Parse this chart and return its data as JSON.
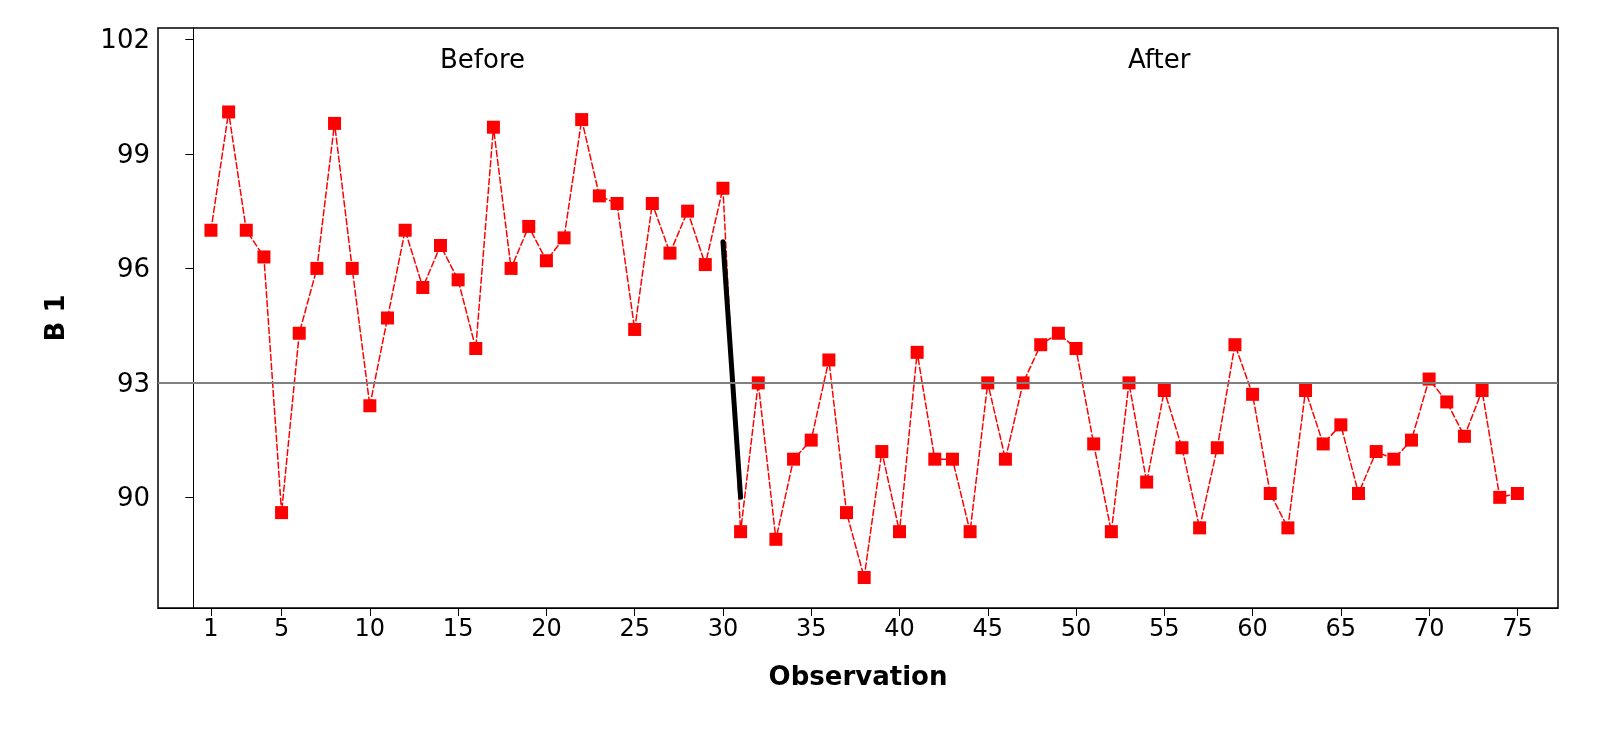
{
  "chart_data": {
    "type": "line",
    "xlabel": "Observation",
    "ylabel": "B 1",
    "x": [
      1,
      2,
      3,
      4,
      5,
      6,
      7,
      8,
      9,
      10,
      11,
      12,
      13,
      14,
      15,
      16,
      17,
      18,
      19,
      20,
      21,
      22,
      23,
      24,
      25,
      26,
      27,
      28,
      29,
      30,
      31,
      32,
      33,
      34,
      35,
      36,
      37,
      38,
      39,
      40,
      41,
      42,
      43,
      44,
      45,
      46,
      47,
      48,
      49,
      50,
      51,
      52,
      53,
      54,
      55,
      56,
      57,
      58,
      59,
      60,
      61,
      62,
      63,
      64,
      65,
      66,
      67,
      68,
      69,
      70,
      71,
      72,
      73,
      74,
      75
    ],
    "series": [
      {
        "color": "#ff0000",
        "values": [
          97.0,
          100.1,
          97.0,
          96.3,
          89.6,
          94.3,
          96.0,
          99.8,
          96.0,
          92.4,
          94.7,
          97.0,
          95.5,
          96.6,
          95.7,
          93.9,
          99.7,
          96.0,
          97.1,
          96.2,
          96.8,
          99.9,
          97.9,
          97.7,
          94.4,
          97.7,
          96.4,
          97.5,
          96.1,
          98.1,
          89.1,
          93.0,
          88.9,
          91.0,
          91.5,
          93.6,
          89.6,
          87.9,
          91.2,
          89.1,
          93.8,
          91.0,
          91.0,
          89.1,
          93.0,
          91.0,
          93.0,
          94.0,
          94.3,
          93.9,
          91.4,
          89.1,
          93.0,
          90.4,
          92.8,
          91.3,
          89.2,
          91.3,
          94.0,
          92.7,
          90.1,
          89.2,
          92.8,
          91.4,
          91.9,
          90.1,
          91.2,
          91.0,
          91.5,
          93.1,
          92.5,
          91.6,
          92.8,
          90.0,
          90.1
        ]
      },
      {
        "color": "#000000",
        "x": [
          30,
          31
        ],
        "values": [
          96.7,
          90.0
        ],
        "marker": "none",
        "line_style": "solid"
      }
    ],
    "marker": "square",
    "line_style": "dashed",
    "grid": false,
    "xlim": [
      -2,
      77.3
    ],
    "xticks": [
      1,
      5,
      10,
      15,
      20,
      25,
      30,
      35,
      40,
      45,
      50,
      55,
      60,
      65,
      70,
      75
    ],
    "ylim": [
      87.1,
      102.3
    ],
    "yticks": [
      90,
      93,
      96,
      99,
      102
    ],
    "ref_lines": [
      {
        "axis": "y",
        "value": 93,
        "color": "#808080",
        "line_style": "solid"
      }
    ],
    "annotations": [
      "Before",
      "After"
    ]
  }
}
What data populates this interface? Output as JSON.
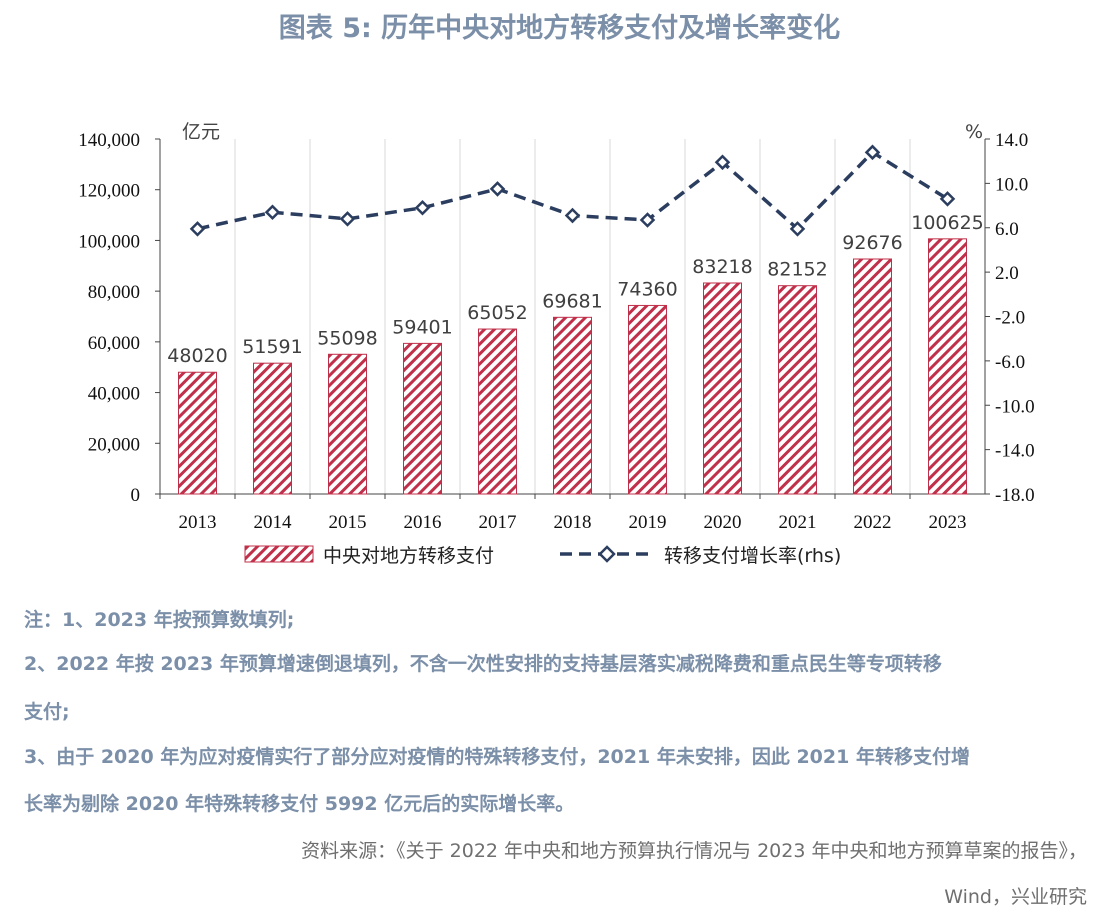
{
  "title": "图表 5:  历年中央对地方转移支付及增长率变化",
  "chart_data": {
    "type": "bar+line",
    "categories": [
      "2013",
      "2014",
      "2015",
      "2016",
      "2017",
      "2018",
      "2019",
      "2020",
      "2021",
      "2022",
      "2023"
    ],
    "bar_series": {
      "name": "中央对地方转移支付",
      "values": [
        48020,
        51591,
        55098,
        59401,
        65052,
        69681,
        74360,
        83218,
        82152,
        92676,
        100625
      ],
      "color": "#c0304a"
    },
    "line_series": {
      "name": "转移支付增长率(rhs)",
      "values": [
        5.9,
        7.4,
        6.8,
        7.8,
        9.5,
        7.1,
        6.7,
        11.9,
        5.9,
        12.8,
        8.6
      ],
      "color": "#2c3e5f"
    },
    "y_left": {
      "unit": "亿元",
      "min": 0,
      "max": 140000,
      "ticks": [
        "0",
        "20,000",
        "40,000",
        "60,000",
        "80,000",
        "100,000",
        "120,000",
        "140,000"
      ]
    },
    "y_right": {
      "unit": "%",
      "min": -18.0,
      "max": 14.0,
      "ticks": [
        "-18.0",
        "-14.0",
        "-10.0",
        "-6.0",
        "-2.0",
        "2.0",
        "6.0",
        "10.0",
        "14.0"
      ]
    },
    "grid": "vertical",
    "legend_position": "bottom"
  },
  "notes": [
    "注：1、2023 年按预算数填列;",
    "2、2022 年按 2023 年预算增速倒退填列，不含一次性安排的支持基层落实减税降费和重点民生等专项转移",
    "支付;",
    "3、由于 2020 年为应对疫情实行了部分应对疫情的特殊转移支付，2021 年未安排，因此 2021 年转移支付增",
    "长率为剔除 2020 年特殊转移支付 5992 亿元后的实际增长率。"
  ],
  "source_line1": "资料来源：《关于 2022 年中央和地方预算执行情况与 2023 年中央和地方预算草案的报告》，",
  "source_line2": "Wind，兴业研究"
}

━━━

• **Short task**
Copy everything in the records above except the pictures, exactly as written.

• **Completed task**
Parse this chart and return its data as JSON.
{
  "chart_data": {
    "type": "line",
    "xlabel": "Observation",
    "ylabel": "B 1",
    "x": [
      1,
      2,
      3,
      4,
      5,
      6,
      7,
      8,
      9,
      10,
      11,
      12,
      13,
      14,
      15,
      16,
      17,
      18,
      19,
      20,
      21,
      22,
      23,
      24,
      25,
      26,
      27,
      28,
      29,
      30,
      31,
      32,
      33,
      34,
      35,
      36,
      37,
      38,
      39,
      40,
      41,
      42,
      43,
      44,
      45,
      46,
      47,
      48,
      49,
      50,
      51,
      52,
      53,
      54,
      55,
      56,
      57,
      58,
      59,
      60,
      61,
      62,
      63,
      64,
      65,
      66,
      67,
      68,
      69,
      70,
      71,
      72,
      73,
      74,
      75
    ],
    "series": [
      {
        "color": "#ff0000",
        "values": [
          97.0,
          100.1,
          97.0,
          96.3,
          89.6,
          94.3,
          96.0,
          99.8,
          96.0,
          92.4,
          94.7,
          97.0,
          95.5,
          96.6,
          95.7,
          93.9,
          99.7,
          96.0,
          97.1,
          96.2,
          96.8,
          99.9,
          97.9,
          97.7,
          94.4,
          97.7,
          96.4,
          97.5,
          96.1,
          98.1,
          89.1,
          93.0,
          88.9,
          91.0,
          91.5,
          93.6,
          89.6,
          87.9,
          91.2,
          89.1,
          93.8,
          91.0,
          91.0,
          89.1,
          93.0,
          91.0,
          93.0,
          94.0,
          94.3,
          93.9,
          91.4,
          89.1,
          93.0,
          90.4,
          92.8,
          91.3,
          89.2,
          91.3,
          94.0,
          92.7,
          90.1,
          89.2,
          92.8,
          91.4,
          91.9,
          90.1,
          91.2,
          91.0,
          91.5,
          93.1,
          92.5,
          91.6,
          92.8,
          90.0,
          90.1
        ]
      },
      {
        "color": "#000000",
        "x": [
          30,
          31
        ],
        "values": [
          96.7,
          90.0
        ],
        "marker": "none",
        "line_style": "solid"
      }
    ],
    "marker": "square",
    "line_style": "dashed",
    "grid": false,
    "xlim": [
      -2,
      77.3
    ],
    "xticks": [
      1,
      5,
      10,
      15,
      20,
      25,
      30,
      35,
      40,
      45,
      50,
      55,
      60,
      65,
      70,
      75
    ],
    "ylim": [
      87.1,
      102.3
    ],
    "yticks": [
      90,
      93,
      96,
      99,
      102
    ],
    "ref_lines": [
      {
        "axis": "y",
        "value": 93,
        "color": "#808080",
        "line_style": "solid"
      }
    ],
    "annotations": [
      "Before",
      "After"
    ]
  }
}
What data populates this interface? Output as JSON.
{
  "title": "图表 5:  历年中央对地方转移支付及增长率变化",
  "chart_data": {
    "type": "bar+line",
    "categories": [
      "2013",
      "2014",
      "2015",
      "2016",
      "2017",
      "2018",
      "2019",
      "2020",
      "2021",
      "2022",
      "2023"
    ],
    "bar_series": {
      "name": "中央对地方转移支付",
      "values": [
        48020,
        51591,
        55098,
        59401,
        65052,
        69681,
        74360,
        83218,
        82152,
        92676,
        100625
      ],
      "color": "#c0304a"
    },
    "line_series": {
      "name": "转移支付增长率(rhs)",
      "values": [
        5.9,
        7.4,
        6.8,
        7.8,
        9.5,
        7.1,
        6.7,
        11.9,
        5.9,
        12.8,
        8.6
      ],
      "color": "#2c3e5f"
    },
    "y_left": {
      "unit": "亿元",
      "min": 0,
      "max": 140000,
      "ticks": [
        "0",
        "20,000",
        "40,000",
        "60,000",
        "80,000",
        "100,000",
        "120,000",
        "140,000"
      ]
    },
    "y_right": {
      "unit": "%",
      "min": -18.0,
      "max": 14.0,
      "ticks": [
        "-18.0",
        "-14.0",
        "-10.0",
        "-6.0",
        "-2.0",
        "2.0",
        "6.0",
        "10.0",
        "14.0"
      ]
    },
    "grid": "vertical",
    "legend_position": "bottom"
  },
  "notes": [
    "注：1、2023 年按预算数填列;",
    "2、2022 年按 2023 年预算增速倒退填列，不含一次性安排的支持基层落实减税降费和重点民生等专项转移",
    "支付;",
    "3、由于 2020 年为应对疫情实行了部分应对疫情的特殊转移支付，2021 年未安排，因此 2021 年转移支付增",
    "长率为剔除 2020 年特殊转移支付 5992 亿元后的实际增长率。"
  ],
  "source_line1": "资料来源：《关于 2022 年中央和地方预算执行情况与 2023 年中央和地方预算草案的报告》，",
  "source_line2": "Wind，兴业研究"
}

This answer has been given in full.